Work to do >> Exactly repeat the full listing that follows.

— start —

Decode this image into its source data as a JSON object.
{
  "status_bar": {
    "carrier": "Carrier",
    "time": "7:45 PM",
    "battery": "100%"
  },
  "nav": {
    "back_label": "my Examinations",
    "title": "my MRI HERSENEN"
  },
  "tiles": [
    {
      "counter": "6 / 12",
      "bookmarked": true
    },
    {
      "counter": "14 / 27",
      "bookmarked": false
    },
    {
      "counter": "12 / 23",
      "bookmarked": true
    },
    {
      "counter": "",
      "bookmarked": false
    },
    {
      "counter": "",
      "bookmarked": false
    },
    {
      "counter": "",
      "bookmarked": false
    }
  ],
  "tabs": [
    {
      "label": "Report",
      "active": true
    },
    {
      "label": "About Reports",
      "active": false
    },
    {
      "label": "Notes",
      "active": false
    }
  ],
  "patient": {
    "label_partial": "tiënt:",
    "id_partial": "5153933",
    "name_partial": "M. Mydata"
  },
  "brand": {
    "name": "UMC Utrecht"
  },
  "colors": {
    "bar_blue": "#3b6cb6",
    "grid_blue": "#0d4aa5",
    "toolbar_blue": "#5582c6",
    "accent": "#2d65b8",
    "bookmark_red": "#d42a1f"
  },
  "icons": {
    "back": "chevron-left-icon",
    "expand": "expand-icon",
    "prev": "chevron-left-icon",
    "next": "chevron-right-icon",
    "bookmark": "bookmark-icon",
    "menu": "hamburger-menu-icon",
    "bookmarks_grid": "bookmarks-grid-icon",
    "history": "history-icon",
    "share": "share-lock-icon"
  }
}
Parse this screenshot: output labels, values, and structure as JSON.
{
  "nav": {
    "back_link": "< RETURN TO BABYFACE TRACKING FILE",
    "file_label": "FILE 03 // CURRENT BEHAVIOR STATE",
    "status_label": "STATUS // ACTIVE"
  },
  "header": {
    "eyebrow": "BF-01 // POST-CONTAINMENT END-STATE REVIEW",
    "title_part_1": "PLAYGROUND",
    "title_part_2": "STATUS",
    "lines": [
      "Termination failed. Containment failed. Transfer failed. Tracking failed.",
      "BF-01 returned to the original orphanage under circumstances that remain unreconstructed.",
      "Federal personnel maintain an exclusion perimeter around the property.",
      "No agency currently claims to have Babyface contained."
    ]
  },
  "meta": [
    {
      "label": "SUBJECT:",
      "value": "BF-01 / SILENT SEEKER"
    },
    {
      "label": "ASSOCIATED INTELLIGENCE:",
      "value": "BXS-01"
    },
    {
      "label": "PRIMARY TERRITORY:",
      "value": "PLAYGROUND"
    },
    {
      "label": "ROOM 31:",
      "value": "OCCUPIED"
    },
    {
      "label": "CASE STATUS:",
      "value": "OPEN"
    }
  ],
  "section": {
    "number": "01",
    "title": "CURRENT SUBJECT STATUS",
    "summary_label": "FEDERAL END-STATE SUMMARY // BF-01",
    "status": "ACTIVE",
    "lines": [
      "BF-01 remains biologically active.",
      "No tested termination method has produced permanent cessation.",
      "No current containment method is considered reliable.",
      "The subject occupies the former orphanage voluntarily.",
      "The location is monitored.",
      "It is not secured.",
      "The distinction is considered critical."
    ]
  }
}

— end —

Right answer >>
Decode this image into its source data as a JSON object.
{
  "status_bar": {
    "carrier": "Carrier",
    "time": "7:45 PM",
    "battery": "100%"
  },
  "nav": {
    "back_label": "my Examinations",
    "title": "my MRI HERSENEN"
  },
  "tiles": [
    {
      "counter": "6 / 12",
      "bookmarked": true
    },
    {
      "counter": "14 / 27",
      "bookmarked": false
    },
    {
      "counter": "12 / 23",
      "bookmarked": true
    },
    {
      "counter": "",
      "bookmarked": false
    },
    {
      "counter": "",
      "bookmarked": false
    },
    {
      "counter": "",
      "bookmarked": false
    }
  ],
  "tabs": [
    {
      "label": "Report",
      "active": true
    },
    {
      "label": "About Reports",
      "active": false
    },
    {
      "label": "Notes",
      "active": false
    }
  ],
  "patient": {
    "label_partial": "tiënt:",
    "id_partial": "5153933",
    "name_partial": "M. Mydata"
  },
  "brand": {
    "name": "UMC Utrecht"
  },
  "colors": {
    "bar_blue": "#3b6cb6",
    "grid_blue": "#0d4aa5",
    "toolbar_blue": "#5582c6",
    "accent": "#2d65b8",
    "bookmark_red": "#d42a1f"
  },
  "icons": {
    "back": "chevron-left-icon",
    "expand": "expand-icon",
    "prev": "chevron-left-icon",
    "next": "chevron-right-icon",
    "bookmark": "bookmark-icon",
    "menu": "hamburger-menu-icon",
    "bookmarks_grid": "bookmarks-grid-icon",
    "history": "history-icon",
    "share": "share-lock-icon"
  }
}
Parse this screenshot: output labels, values, and structure as JSON.
{
  "nav": {
    "back_link": "< RETURN TO BABYFACE TRACKING FILE",
    "file_label": "FILE 03 // CURRENT BEHAVIOR STATE",
    "status_label": "STATUS // ACTIVE"
  },
  "header": {
    "eyebrow": "BF-01 // POST-CONTAINMENT END-STATE REVIEW",
    "title_part_1": "PLAYGROUND",
    "title_part_2": "STATUS",
    "lines": [
      "Termination failed. Containment failed. Transfer failed. Tracking failed.",
      "BF-01 returned to the original orphanage under circumstances that remain unreconstructed.",
      "Federal personnel maintain an exclusion perimeter around the property.",
      "No agency currently claims to have Babyface contained."
    ]
  },
  "meta": [
    {
      "label": "SUBJECT:",
      "value": "BF-01 / SILENT SEEKER"
    },
    {
      "label": "ASSOCIATED INTELLIGENCE:",
      "value": "BXS-01"
    },
    {
      "label": "PRIMARY TERRITORY:",
      "value": "PLAYGROUND"
    },
    {
      "label": "ROOM 31:",
      "value": "OCCUPIED"
    },
    {
      "label": "CASE STATUS:",
      "value": "OPEN"
    }
  ],
  "section": {
    "number": "01",
    "title": "CURRENT SUBJECT STATUS",
    "summary_label": "FEDERAL END-STATE SUMMARY // BF-01",
    "status": "ACTIVE",
    "lines": [
      "BF-01 remains biologically active.",
      "No tested termination method has produced permanent cessation.",
      "No current containment method is considered reliable.",
      "The subject occupies the former orphanage voluntarily.",
      "The location is monitored.",
      "It is not secured.",
      "The distinction is considered critical."
    ]
  }
}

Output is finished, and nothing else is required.